▶ **EXERCISE TASK**:
Retype all of the entries word for word.

▶ **EXCERPTED RECORDS**:
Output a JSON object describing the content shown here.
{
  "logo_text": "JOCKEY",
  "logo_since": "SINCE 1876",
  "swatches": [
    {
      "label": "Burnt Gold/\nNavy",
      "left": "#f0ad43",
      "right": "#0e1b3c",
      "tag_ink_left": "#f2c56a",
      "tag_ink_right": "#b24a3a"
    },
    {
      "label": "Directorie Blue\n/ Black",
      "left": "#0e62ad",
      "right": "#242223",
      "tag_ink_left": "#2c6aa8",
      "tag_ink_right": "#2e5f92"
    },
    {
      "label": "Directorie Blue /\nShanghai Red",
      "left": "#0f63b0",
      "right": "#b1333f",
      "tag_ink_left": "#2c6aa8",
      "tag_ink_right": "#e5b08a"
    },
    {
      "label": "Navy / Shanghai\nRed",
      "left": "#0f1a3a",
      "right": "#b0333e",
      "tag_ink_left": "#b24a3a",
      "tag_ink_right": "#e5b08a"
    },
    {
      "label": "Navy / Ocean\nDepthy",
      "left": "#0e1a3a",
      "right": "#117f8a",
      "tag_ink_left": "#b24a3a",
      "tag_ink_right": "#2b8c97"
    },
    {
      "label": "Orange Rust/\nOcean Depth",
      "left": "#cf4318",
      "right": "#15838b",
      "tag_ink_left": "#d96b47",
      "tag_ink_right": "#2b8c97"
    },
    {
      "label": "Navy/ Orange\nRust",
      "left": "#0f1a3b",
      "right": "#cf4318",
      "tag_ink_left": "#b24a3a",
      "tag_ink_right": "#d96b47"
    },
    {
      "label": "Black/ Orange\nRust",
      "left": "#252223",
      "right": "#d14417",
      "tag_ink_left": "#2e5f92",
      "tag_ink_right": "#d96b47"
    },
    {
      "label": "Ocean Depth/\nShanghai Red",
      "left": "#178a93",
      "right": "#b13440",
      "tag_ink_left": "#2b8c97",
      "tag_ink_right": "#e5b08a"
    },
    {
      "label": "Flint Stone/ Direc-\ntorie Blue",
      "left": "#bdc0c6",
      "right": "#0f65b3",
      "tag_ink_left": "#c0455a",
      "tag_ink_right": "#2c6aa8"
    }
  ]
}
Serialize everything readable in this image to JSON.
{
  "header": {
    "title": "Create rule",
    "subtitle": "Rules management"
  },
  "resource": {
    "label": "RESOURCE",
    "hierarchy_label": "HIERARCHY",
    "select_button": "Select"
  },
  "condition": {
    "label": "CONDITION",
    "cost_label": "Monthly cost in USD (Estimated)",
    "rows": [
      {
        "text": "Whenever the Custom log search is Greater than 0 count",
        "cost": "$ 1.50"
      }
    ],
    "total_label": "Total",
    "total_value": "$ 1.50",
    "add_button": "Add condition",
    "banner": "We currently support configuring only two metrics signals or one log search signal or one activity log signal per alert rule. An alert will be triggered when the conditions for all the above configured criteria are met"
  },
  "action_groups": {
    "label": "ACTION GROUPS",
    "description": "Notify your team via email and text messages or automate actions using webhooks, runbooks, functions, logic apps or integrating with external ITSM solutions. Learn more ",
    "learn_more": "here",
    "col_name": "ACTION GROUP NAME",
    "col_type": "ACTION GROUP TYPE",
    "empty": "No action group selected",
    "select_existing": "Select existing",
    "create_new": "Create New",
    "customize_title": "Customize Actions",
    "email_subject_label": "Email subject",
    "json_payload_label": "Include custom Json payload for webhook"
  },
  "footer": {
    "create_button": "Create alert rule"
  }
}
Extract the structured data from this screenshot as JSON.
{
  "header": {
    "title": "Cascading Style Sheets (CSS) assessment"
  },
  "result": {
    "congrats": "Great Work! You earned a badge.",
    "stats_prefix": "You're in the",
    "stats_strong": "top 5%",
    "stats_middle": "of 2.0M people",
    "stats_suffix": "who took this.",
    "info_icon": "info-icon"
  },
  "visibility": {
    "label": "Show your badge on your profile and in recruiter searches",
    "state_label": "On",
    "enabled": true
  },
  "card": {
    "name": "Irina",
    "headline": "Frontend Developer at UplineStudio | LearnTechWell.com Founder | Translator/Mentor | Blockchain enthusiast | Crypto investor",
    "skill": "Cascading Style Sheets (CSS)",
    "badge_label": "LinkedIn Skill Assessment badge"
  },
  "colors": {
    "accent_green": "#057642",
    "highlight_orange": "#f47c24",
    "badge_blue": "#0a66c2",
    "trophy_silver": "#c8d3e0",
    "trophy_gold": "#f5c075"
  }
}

▶ **WRITTEN ANSWER**:
Output a JSON object describing the content shown here.
{
  "logo_text": "JOCKEY",
  "logo_since": "SINCE 1876",
  "swatches": [
    {
      "label": "Burnt Gold/\nNavy",
      "left": "#f0ad43",
      "right": "#0e1b3c",
      "tag_ink_left": "#f2c56a",
      "tag_ink_right": "#b24a3a"
    },
    {
      "label": "Directorie Blue\n/ Black",
      "left": "#0e62ad",
      "right": "#242223",
      "tag_ink_left": "#2c6aa8",
      "tag_ink_right": "#2e5f92"
    },
    {
      "label": "Directorie Blue /\nShanghai Red",
      "left": "#0f63b0",
      "right": "#b1333f",
      "tag_ink_left": "#2c6aa8",
      "tag_ink_right": "#e5b08a"
    },
    {
      "label": "Navy / Shanghai\nRed",
      "left": "#0f1a3a",
      "right": "#b0333e",
      "tag_ink_left": "#b24a3a",
      "tag_ink_right": "#e5b08a"
    },
    {
      "label": "Navy / Ocean\nDepthy",
      "left": "#0e1a3a",
      "right": "#117f8a",
      "tag_ink_left": "#b24a3a",
      "tag_ink_right": "#2b8c97"
    },
    {
      "label": "Orange Rust/\nOcean Depth",
      "left": "#cf4318",
      "right": "#15838b",
      "tag_ink_left": "#d96b47",
      "tag_ink_right": "#2b8c97"
    },
    {
      "label": "Navy/ Orange\nRust",
      "left": "#0f1a3b",
      "right": "#cf4318",
      "tag_ink_left": "#b24a3a",
      "tag_ink_right": "#d96b47"
    },
    {
      "label": "Black/ Orange\nRust",
      "left": "#252223",
      "right": "#d14417",
      "tag_ink_left": "#2e5f92",
      "tag_ink_right": "#d96b47"
    },
    {
      "label": "Ocean Depth/\nShanghai Red",
      "left": "#178a93",
      "right": "#b13440",
      "tag_ink_left": "#2b8c97",
      "tag_ink_right": "#e5b08a"
    },
    {
      "label": "Flint Stone/ Direc-\ntorie Blue",
      "left": "#bdc0c6",
      "right": "#0f65b3",
      "tag_ink_left": "#c0455a",
      "tag_ink_right": "#2c6aa8"
    }
  ]
}
Serialize everything readable in this image to JSON.
{
  "header": {
    "title": "Create rule",
    "subtitle": "Rules management"
  },
  "resource": {
    "label": "RESOURCE",
    "hierarchy_label": "HIERARCHY",
    "select_button": "Select"
  },
  "condition": {
    "label": "CONDITION",
    "cost_label": "Monthly cost in USD (Estimated)",
    "rows": [
      {
        "text": "Whenever the Custom log search is Greater than 0 count",
        "cost": "$ 1.50"
      }
    ],
    "total_label": "Total",
    "total_value": "$ 1.50",
    "add_button": "Add condition",
    "banner": "We currently support configuring only two metrics signals or one log search signal or one activity log signal per alert rule. An alert will be triggered when the conditions for all the above configured criteria are met"
  },
  "action_groups": {
    "label": "ACTION GROUPS",
    "description": "Notify your team via email and text messages or automate actions using webhooks, runbooks, functions, logic apps or integrating with external ITSM solutions. Learn more ",
    "learn_more": "here",
    "col_name": "ACTION GROUP NAME",
    "col_type": "ACTION GROUP TYPE",
    "empty": "No action group selected",
    "select_existing": "Select existing",
    "create_new": "Create New",
    "customize_title": "Customize Actions",
    "email_subject_label": "Email subject",
    "json_payload_label": "Include custom Json payload for webhook"
  },
  "footer": {
    "create_button": "Create alert rule"
  }
}
Extract the structured data from this screenshot as JSON.
{
  "header": {
    "title": "Cascading Style Sheets (CSS) assessment"
  },
  "result": {
    "congrats": "Great Work! You earned a badge.",
    "stats_prefix": "You're in the",
    "stats_strong": "top 5%",
    "stats_middle": "of 2.0M people",
    "stats_suffix": "who took this.",
    "info_icon": "info-icon"
  },
  "visibility": {
    "label": "Show your badge on your profile and in recruiter searches",
    "state_label": "On",
    "enabled": true
  },
  "card": {
    "name": "Irina",
    "headline": "Frontend Developer at UplineStudio | LearnTechWell.com Founder | Translator/Mentor | Blockchain enthusiast | Crypto investor",
    "skill": "Cascading Style Sheets (CSS)",
    "badge_label": "LinkedIn Skill Assessment badge"
  },
  "colors": {
    "accent_green": "#057642",
    "highlight_orange": "#f47c24",
    "badge_blue": "#0a66c2",
    "trophy_silver": "#c8d3e0",
    "trophy_gold": "#f5c075"
  }
}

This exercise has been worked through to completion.